Extracted records ▸
BEGIN

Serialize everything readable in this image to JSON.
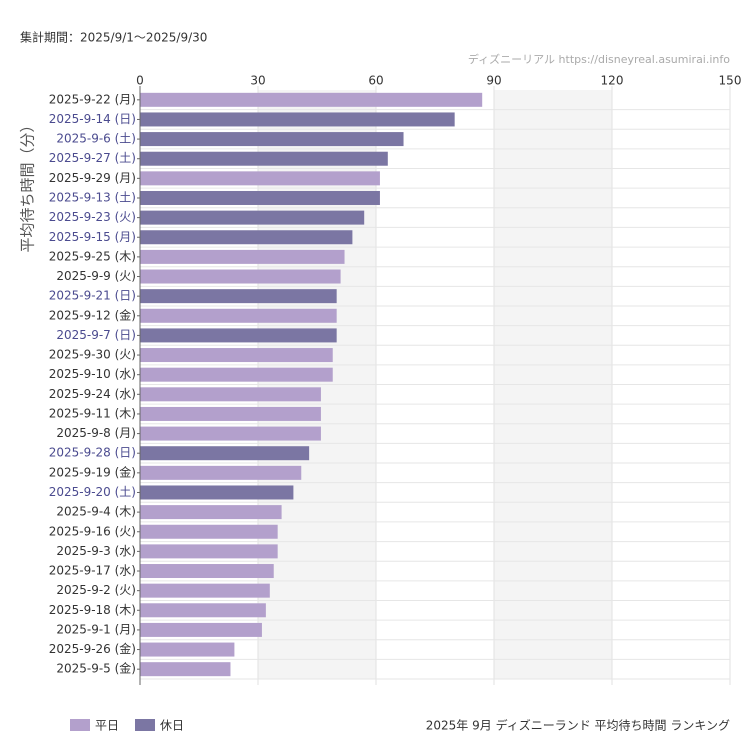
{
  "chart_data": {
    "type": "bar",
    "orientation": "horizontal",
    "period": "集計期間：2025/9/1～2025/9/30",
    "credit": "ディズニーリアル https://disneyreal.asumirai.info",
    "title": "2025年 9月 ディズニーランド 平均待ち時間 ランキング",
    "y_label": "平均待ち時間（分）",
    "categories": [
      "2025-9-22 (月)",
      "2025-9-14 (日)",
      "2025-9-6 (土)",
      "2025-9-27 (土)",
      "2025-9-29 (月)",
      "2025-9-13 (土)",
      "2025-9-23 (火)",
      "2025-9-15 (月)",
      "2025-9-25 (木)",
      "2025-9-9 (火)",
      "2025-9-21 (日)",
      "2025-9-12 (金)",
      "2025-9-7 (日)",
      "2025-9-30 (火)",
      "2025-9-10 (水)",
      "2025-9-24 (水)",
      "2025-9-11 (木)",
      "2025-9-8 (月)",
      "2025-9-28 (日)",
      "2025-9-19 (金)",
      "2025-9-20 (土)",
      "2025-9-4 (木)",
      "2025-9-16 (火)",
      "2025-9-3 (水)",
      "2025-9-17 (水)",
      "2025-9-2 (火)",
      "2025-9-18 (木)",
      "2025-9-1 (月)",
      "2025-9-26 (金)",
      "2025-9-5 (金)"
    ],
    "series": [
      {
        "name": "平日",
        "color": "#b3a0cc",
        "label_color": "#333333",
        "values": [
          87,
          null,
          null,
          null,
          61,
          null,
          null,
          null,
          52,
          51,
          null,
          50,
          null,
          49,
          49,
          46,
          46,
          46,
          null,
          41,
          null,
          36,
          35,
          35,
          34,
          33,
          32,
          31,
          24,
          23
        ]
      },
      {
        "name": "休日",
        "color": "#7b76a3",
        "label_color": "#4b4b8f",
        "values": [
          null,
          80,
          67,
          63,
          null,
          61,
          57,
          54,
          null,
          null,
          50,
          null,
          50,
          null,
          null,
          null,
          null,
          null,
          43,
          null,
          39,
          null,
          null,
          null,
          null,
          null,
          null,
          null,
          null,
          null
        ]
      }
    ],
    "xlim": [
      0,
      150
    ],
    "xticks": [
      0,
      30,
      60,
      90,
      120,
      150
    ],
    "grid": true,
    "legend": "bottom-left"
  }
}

END

Work to complete ▸ Reproduce the listing above exactly, excluding all pictures.

Output below ▸
Serialize everything readable in this image to JSON.
{
  "chart_data": {
    "type": "bar",
    "orientation": "horizontal",
    "period": "集計期間：2025/9/1～2025/9/30",
    "credit": "ディズニーリアル https://disneyreal.asumirai.info",
    "title": "2025年 9月 ディズニーランド 平均待ち時間 ランキング",
    "y_label": "平均待ち時間（分）",
    "categories": [
      "2025-9-22 (月)",
      "2025-9-14 (日)",
      "2025-9-6 (土)",
      "2025-9-27 (土)",
      "2025-9-29 (月)",
      "2025-9-13 (土)",
      "2025-9-23 (火)",
      "2025-9-15 (月)",
      "2025-9-25 (木)",
      "2025-9-9 (火)",
      "2025-9-21 (日)",
      "2025-9-12 (金)",
      "2025-9-7 (日)",
      "2025-9-30 (火)",
      "2025-9-10 (水)",
      "2025-9-24 (水)",
      "2025-9-11 (木)",
      "2025-9-8 (月)",
      "2025-9-28 (日)",
      "2025-9-19 (金)",
      "2025-9-20 (土)",
      "2025-9-4 (木)",
      "2025-9-16 (火)",
      "2025-9-3 (水)",
      "2025-9-17 (水)",
      "2025-9-2 (火)",
      "2025-9-18 (木)",
      "2025-9-1 (月)",
      "2025-9-26 (金)",
      "2025-9-5 (金)"
    ],
    "series": [
      {
        "name": "平日",
        "color": "#b3a0cc",
        "label_color": "#333333",
        "values": [
          87,
          null,
          null,
          null,
          61,
          null,
          null,
          null,
          52,
          51,
          null,
          50,
          null,
          49,
          49,
          46,
          46,
          46,
          null,
          41,
          null,
          36,
          35,
          35,
          34,
          33,
          32,
          31,
          24,
          23
        ]
      },
      {
        "name": "休日",
        "color": "#7b76a3",
        "label_color": "#4b4b8f",
        "values": [
          null,
          80,
          67,
          63,
          null,
          61,
          57,
          54,
          null,
          null,
          50,
          null,
          50,
          null,
          null,
          null,
          null,
          null,
          43,
          null,
          39,
          null,
          null,
          null,
          null,
          null,
          null,
          null,
          null,
          null
        ]
      }
    ],
    "xlim": [
      0,
      150
    ],
    "xticks": [
      0,
      30,
      60,
      90,
      120,
      150
    ],
    "grid": true,
    "legend": "bottom-left"
  }
}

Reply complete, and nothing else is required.